***** Data to process *****

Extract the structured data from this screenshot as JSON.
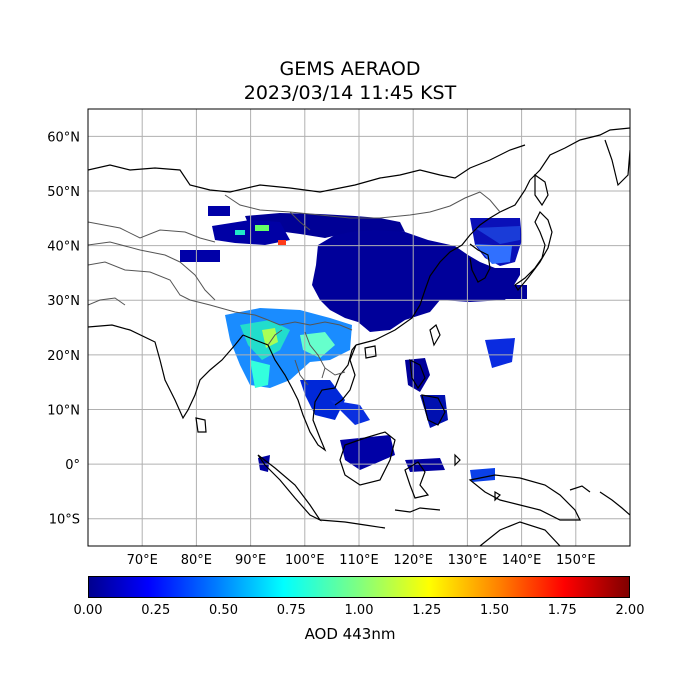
{
  "title": {
    "line1": "GEMS AERAOD",
    "line2": "2023/03/14 11:45 KST"
  },
  "map": {
    "projection": "PlateCarree",
    "extent_lon": [
      60,
      160
    ],
    "extent_lat": [
      -15,
      65
    ],
    "gridlines": true,
    "lon_ticks": [
      {
        "value": 70,
        "label": "70°E"
      },
      {
        "value": 80,
        "label": "80°E"
      },
      {
        "value": 90,
        "label": "90°E"
      },
      {
        "value": 100,
        "label": "100°E"
      },
      {
        "value": 110,
        "label": "110°E"
      },
      {
        "value": 120,
        "label": "120°E"
      },
      {
        "value": 130,
        "label": "130°E"
      },
      {
        "value": 140,
        "label": "140°E"
      },
      {
        "value": 150,
        "label": "150°E"
      }
    ],
    "lat_ticks": [
      {
        "value": 60,
        "label": "60°N"
      },
      {
        "value": 50,
        "label": "50°N"
      },
      {
        "value": 40,
        "label": "40°N"
      },
      {
        "value": 30,
        "label": "30°N"
      },
      {
        "value": 20,
        "label": "20°N"
      },
      {
        "value": 10,
        "label": "10°N"
      },
      {
        "value": 0,
        "label": "0°"
      },
      {
        "value": -10,
        "label": "10°S"
      }
    ]
  },
  "colorbar": {
    "label": "AOD 443nm",
    "colormap": "jet",
    "range": [
      0.0,
      2.0
    ],
    "ticks": [
      "0.00",
      "0.25",
      "0.50",
      "0.75",
      "1.00",
      "1.25",
      "1.50",
      "1.75",
      "2.00"
    ]
  },
  "colors": {
    "grid": "#b0b0b0",
    "coastline": "#000000",
    "borders": "#555555",
    "low_aod": "#00008f",
    "mid_aod": "#22ddcc"
  }
}
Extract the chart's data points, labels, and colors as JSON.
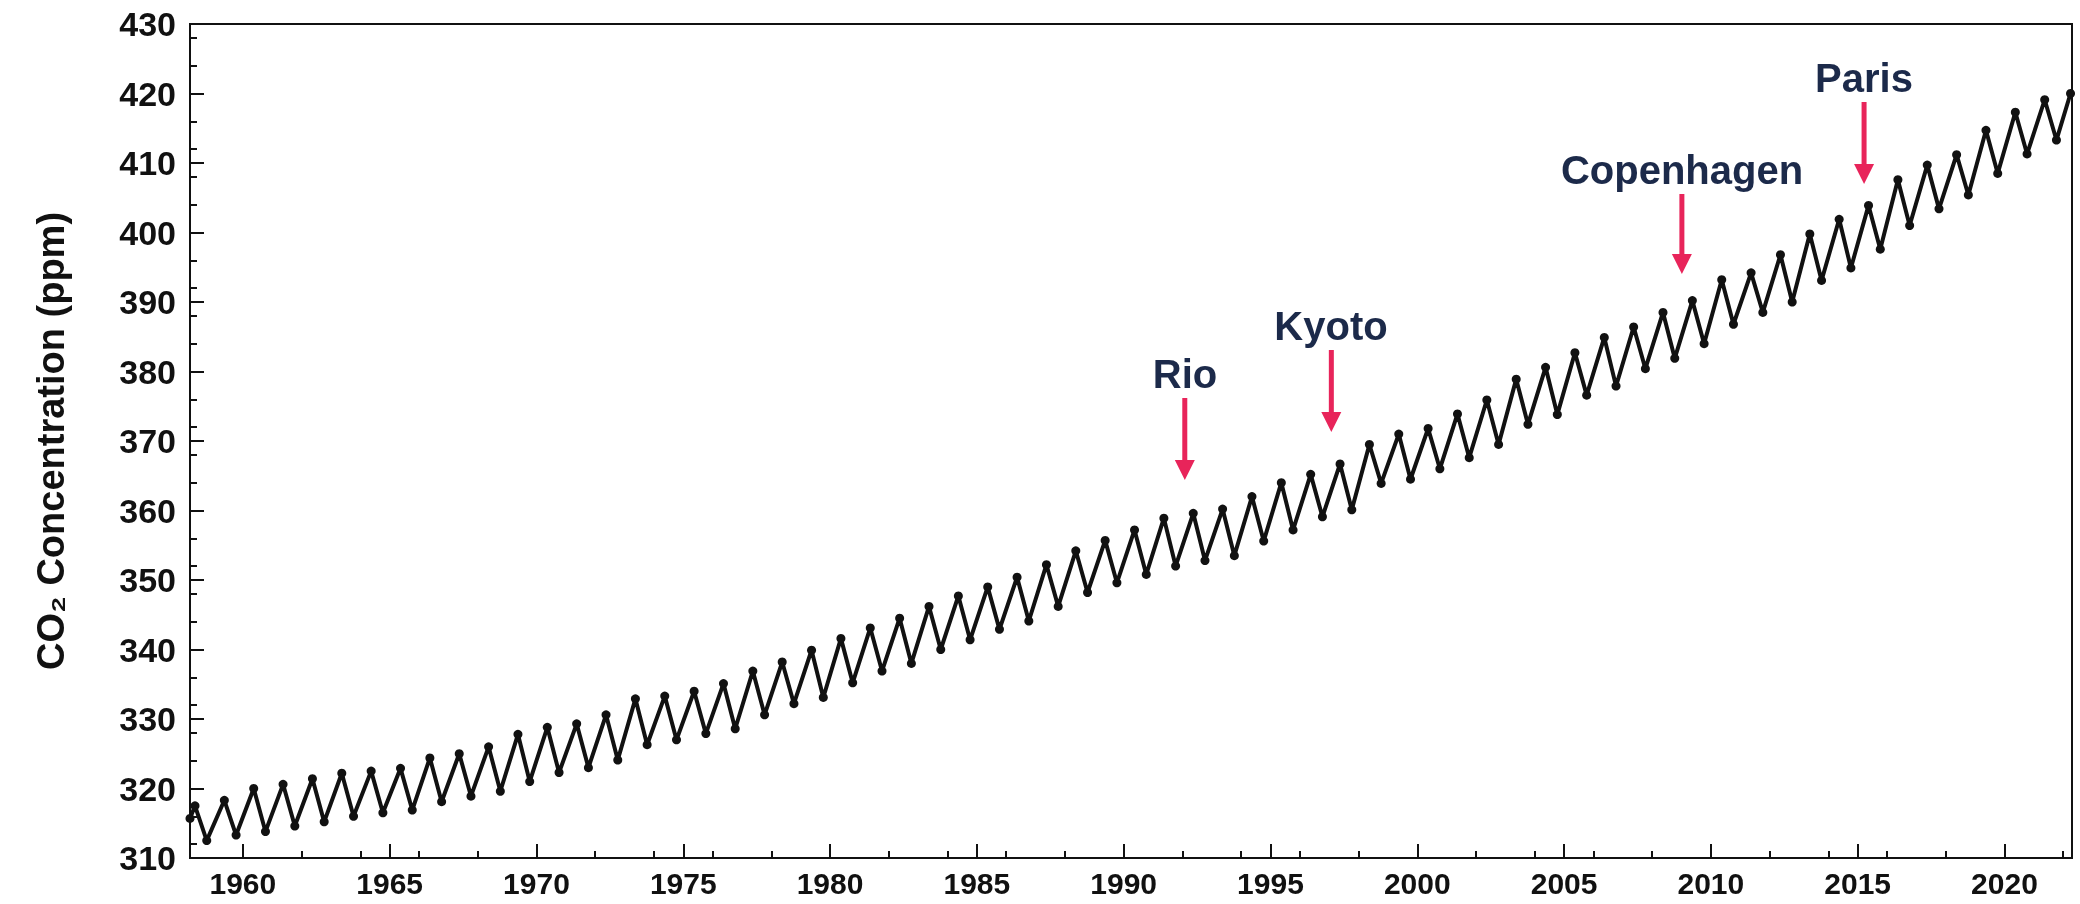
{
  "chart_data": {
    "type": "line",
    "ylabel": "CO₂ Concentration (ppm)",
    "xlim": [
      1958.2,
      2022.3
    ],
    "xticks": [
      1960,
      1965,
      1970,
      1975,
      1980,
      1985,
      1990,
      1995,
      2000,
      2005,
      2010,
      2015,
      2020
    ],
    "ylim": [
      310,
      430
    ],
    "yticks": [
      310,
      320,
      330,
      340,
      350,
      360,
      370,
      380,
      390,
      400,
      410,
      420,
      430
    ],
    "grid": false,
    "marker": "circle",
    "line_style": "solid",
    "annotations": [
      "Rio",
      "Kyoto",
      "Copenhagen",
      "Paris"
    ],
    "series": [
      {
        "color": "#111111",
        "x": [
          1958.2,
          1958.37,
          1958.77,
          1959.37,
          1959.77,
          1960.37,
          1960.77,
          1961.37,
          1961.77,
          1962.37,
          1962.77,
          1963.37,
          1963.77,
          1964.37,
          1964.77,
          1965.37,
          1965.77,
          1966.37,
          1966.77,
          1967.37,
          1967.77,
          1968.37,
          1968.77,
          1969.37,
          1969.77,
          1970.37,
          1970.77,
          1971.37,
          1971.77,
          1972.37,
          1972.77,
          1973.37,
          1973.77,
          1974.37,
          1974.77,
          1975.37,
          1975.77,
          1976.37,
          1976.77,
          1977.37,
          1977.77,
          1978.37,
          1978.77,
          1979.37,
          1979.77,
          1980.37,
          1980.77,
          1981.37,
          1981.77,
          1982.37,
          1982.77,
          1983.37,
          1983.77,
          1984.37,
          1984.77,
          1985.37,
          1985.77,
          1986.37,
          1986.77,
          1987.37,
          1987.77,
          1988.37,
          1988.77,
          1989.37,
          1989.77,
          1990.37,
          1990.77,
          1991.37,
          1991.77,
          1992.37,
          1992.77,
          1993.37,
          1993.77,
          1994.37,
          1994.77,
          1995.37,
          1995.77,
          1996.37,
          1996.77,
          1997.37,
          1997.77,
          1998.37,
          1998.77,
          1999.37,
          1999.77,
          2000.37,
          2000.77,
          2001.37,
          2001.77,
          2002.37,
          2002.77,
          2003.37,
          2003.77,
          2004.37,
          2004.77,
          2005.37,
          2005.77,
          2006.37,
          2006.77,
          2007.37,
          2007.77,
          2008.37,
          2008.77,
          2009.37,
          2009.77,
          2010.37,
          2010.77,
          2011.37,
          2011.77,
          2012.37,
          2012.77,
          2013.37,
          2013.77,
          2014.37,
          2014.77,
          2015.37,
          2015.77,
          2016.37,
          2016.77,
          2017.37,
          2017.77,
          2018.37,
          2018.77,
          2019.37,
          2019.77,
          2020.37,
          2020.77,
          2021.37,
          2021.77,
          2022.25
        ],
        "values": [
          315.7,
          317.5,
          312.5,
          318.3,
          313.3,
          320.0,
          313.8,
          320.6,
          314.6,
          321.4,
          315.2,
          322.2,
          316.0,
          322.5,
          316.5,
          322.9,
          316.9,
          324.4,
          318.1,
          325.0,
          318.9,
          326.0,
          319.6,
          327.8,
          321.0,
          328.8,
          322.3,
          329.3,
          323.0,
          330.6,
          324.1,
          332.9,
          326.3,
          333.3,
          327.0,
          334.0,
          327.9,
          335.1,
          328.6,
          336.9,
          330.6,
          338.2,
          332.2,
          339.9,
          333.1,
          341.6,
          335.2,
          343.1,
          336.9,
          344.5,
          338.0,
          346.2,
          340.0,
          347.7,
          341.4,
          349.0,
          342.9,
          350.4,
          344.1,
          352.2,
          346.2,
          354.2,
          348.2,
          355.7,
          349.6,
          357.2,
          350.8,
          358.9,
          352.0,
          359.6,
          352.8,
          360.2,
          353.5,
          362.0,
          355.6,
          364.0,
          357.2,
          365.2,
          359.1,
          366.7,
          360.1,
          369.5,
          363.9,
          371.0,
          364.5,
          371.8,
          366.0,
          373.9,
          367.6,
          375.9,
          369.5,
          378.9,
          372.4,
          380.6,
          373.8,
          382.7,
          376.6,
          384.9,
          377.9,
          386.4,
          380.4,
          388.5,
          381.9,
          390.2,
          384.0,
          393.2,
          386.8,
          394.2,
          388.5,
          396.8,
          390.0,
          399.8,
          393.1,
          401.9,
          394.9,
          403.9,
          397.6,
          407.6,
          401.0,
          409.7,
          403.4,
          411.2,
          405.4,
          414.7,
          408.5,
          417.3,
          411.3,
          419.1,
          413.3,
          420.0
        ]
      }
    ]
  }
}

*****

Instruction:
Write every entry out again exactly, dropping the pictures.

Answer to this exercise:
Extract the structured data from this screenshot as JSON.
{
  "title": {
    "line1": "GEMS AERAOD",
    "line2": "2023/03/14 11:45 KST"
  },
  "map": {
    "projection": "PlateCarree",
    "extent_lon": [
      60,
      160
    ],
    "extent_lat": [
      -15,
      65
    ],
    "gridlines": true,
    "lon_ticks": [
      {
        "value": 70,
        "label": "70°E"
      },
      {
        "value": 80,
        "label": "80°E"
      },
      {
        "value": 90,
        "label": "90°E"
      },
      {
        "value": 100,
        "label": "100°E"
      },
      {
        "value": 110,
        "label": "110°E"
      },
      {
        "value": 120,
        "label": "120°E"
      },
      {
        "value": 130,
        "label": "130°E"
      },
      {
        "value": 140,
        "label": "140°E"
      },
      {
        "value": 150,
        "label": "150°E"
      }
    ],
    "lat_ticks": [
      {
        "value": 60,
        "label": "60°N"
      },
      {
        "value": 50,
        "label": "50°N"
      },
      {
        "value": 40,
        "label": "40°N"
      },
      {
        "value": 30,
        "label": "30°N"
      },
      {
        "value": 20,
        "label": "20°N"
      },
      {
        "value": 10,
        "label": "10°N"
      },
      {
        "value": 0,
        "label": "0°"
      },
      {
        "value": -10,
        "label": "10°S"
      }
    ]
  },
  "colorbar": {
    "label": "AOD 443nm",
    "colormap": "jet",
    "range": [
      0.0,
      2.0
    ],
    "ticks": [
      "0.00",
      "0.25",
      "0.50",
      "0.75",
      "1.00",
      "1.25",
      "1.50",
      "1.75",
      "2.00"
    ]
  },
  "colors": {
    "grid": "#b0b0b0",
    "coastline": "#000000",
    "borders": "#555555",
    "low_aod": "#00008f",
    "mid_aod": "#22ddcc"
  }
}
Extract the chart's data points, labels, and colors as JSON.
{
  "chart_data": {
    "type": "line",
    "ylabel": "CO₂ Concentration (ppm)",
    "xlim": [
      1958.2,
      2022.3
    ],
    "xticks": [
      1960,
      1965,
      1970,
      1975,
      1980,
      1985,
      1990,
      1995,
      2000,
      2005,
      2010,
      2015,
      2020
    ],
    "ylim": [
      310,
      430
    ],
    "yticks": [
      310,
      320,
      330,
      340,
      350,
      360,
      370,
      380,
      390,
      400,
      410,
      420,
      430
    ],
    "grid": false,
    "marker": "circle",
    "line_style": "solid",
    "annotations": [
      "Rio",
      "Kyoto",
      "Copenhagen",
      "Paris"
    ],
    "series": [
      {
        "color": "#111111",
        "x": [
          1958.2,
          1958.37,
          1958.77,
          1959.37,
          1959.77,
          1960.37,
          1960.77,
          1961.37,
          1961.77,
          1962.37,
          1962.77,
          1963.37,
          1963.77,
          1964.37,
          1964.77,
          1965.37,
          1965.77,
          1966.37,
          1966.77,
          1967.37,
          1967.77,
          1968.37,
          1968.77,
          1969.37,
          1969.77,
          1970.37,
          1970.77,
          1971.37,
          1971.77,
          1972.37,
          1972.77,
          1973.37,
          1973.77,
          1974.37,
          1974.77,
          1975.37,
          1975.77,
          1976.37,
          1976.77,
          1977.37,
          1977.77,
          1978.37,
          1978.77,
          1979.37,
          1979.77,
          1980.37,
          1980.77,
          1981.37,
          1981.77,
          1982.37,
          1982.77,
          1983.37,
          1983.77,
          1984.37,
          1984.77,
          1985.37,
          1985.77,
          1986.37,
          1986.77,
          1987.37,
          1987.77,
          1988.37,
          1988.77,
          1989.37,
          1989.77,
          1990.37,
          1990.77,
          1991.37,
          1991.77,
          1992.37,
          1992.77,
          1993.37,
          1993.77,
          1994.37,
          1994.77,
          1995.37,
          1995.77,
          1996.37,
          1996.77,
          1997.37,
          1997.77,
          1998.37,
          1998.77,
          1999.37,
          1999.77,
          2000.37,
          2000.77,
          2001.37,
          2001.77,
          2002.37,
          2002.77,
          2003.37,
          2003.77,
          2004.37,
          2004.77,
          2005.37,
          2005.77,
          2006.37,
          2006.77,
          2007.37,
          2007.77,
          2008.37,
          2008.77,
          2009.37,
          2009.77,
          2010.37,
          2010.77,
          2011.37,
          2011.77,
          2012.37,
          2012.77,
          2013.37,
          2013.77,
          2014.37,
          2014.77,
          2015.37,
          2015.77,
          2016.37,
          2016.77,
          2017.37,
          2017.77,
          2018.37,
          2018.77,
          2019.37,
          2019.77,
          2020.37,
          2020.77,
          2021.37,
          2021.77,
          2022.25
        ],
        "values": [
          315.7,
          317.5,
          312.5,
          318.3,
          313.3,
          320.0,
          313.8,
          320.6,
          314.6,
          321.4,
          315.2,
          322.2,
          316.0,
          322.5,
          316.5,
          322.9,
          316.9,
          324.4,
          318.1,
          325.0,
          318.9,
          326.0,
          319.6,
          327.8,
          321.0,
          328.8,
          322.3,
          329.3,
          323.0,
          330.6,
          324.1,
          332.9,
          326.3,
          333.3,
          327.0,
          334.0,
          327.9,
          335.1,
          328.6,
          336.9,
          330.6,
          338.2,
          332.2,
          339.9,
          333.1,
          341.6,
          335.2,
          343.1,
          336.9,
          344.5,
          338.0,
          346.2,
          340.0,
          347.7,
          341.4,
          349.0,
          342.9,
          350.4,
          344.1,
          352.2,
          346.2,
          354.2,
          348.2,
          355.7,
          349.6,
          357.2,
          350.8,
          358.9,
          352.0,
          359.6,
          352.8,
          360.2,
          353.5,
          362.0,
          355.6,
          364.0,
          357.2,
          365.2,
          359.1,
          366.7,
          360.1,
          369.5,
          363.9,
          371.0,
          364.5,
          371.8,
          366.0,
          373.9,
          367.6,
          375.9,
          369.5,
          378.9,
          372.4,
          380.6,
          373.8,
          382.7,
          376.6,
          384.9,
          377.9,
          386.4,
          380.4,
          388.5,
          381.9,
          390.2,
          384.0,
          393.2,
          386.8,
          394.2,
          388.5,
          396.8,
          390.0,
          399.8,
          393.1,
          401.9,
          394.9,
          403.9,
          397.6,
          407.6,
          401.0,
          409.7,
          403.4,
          411.2,
          405.4,
          414.7,
          408.5,
          417.3,
          411.3,
          419.1,
          413.3,
          420.0
        ]
      }
    ]
  }
}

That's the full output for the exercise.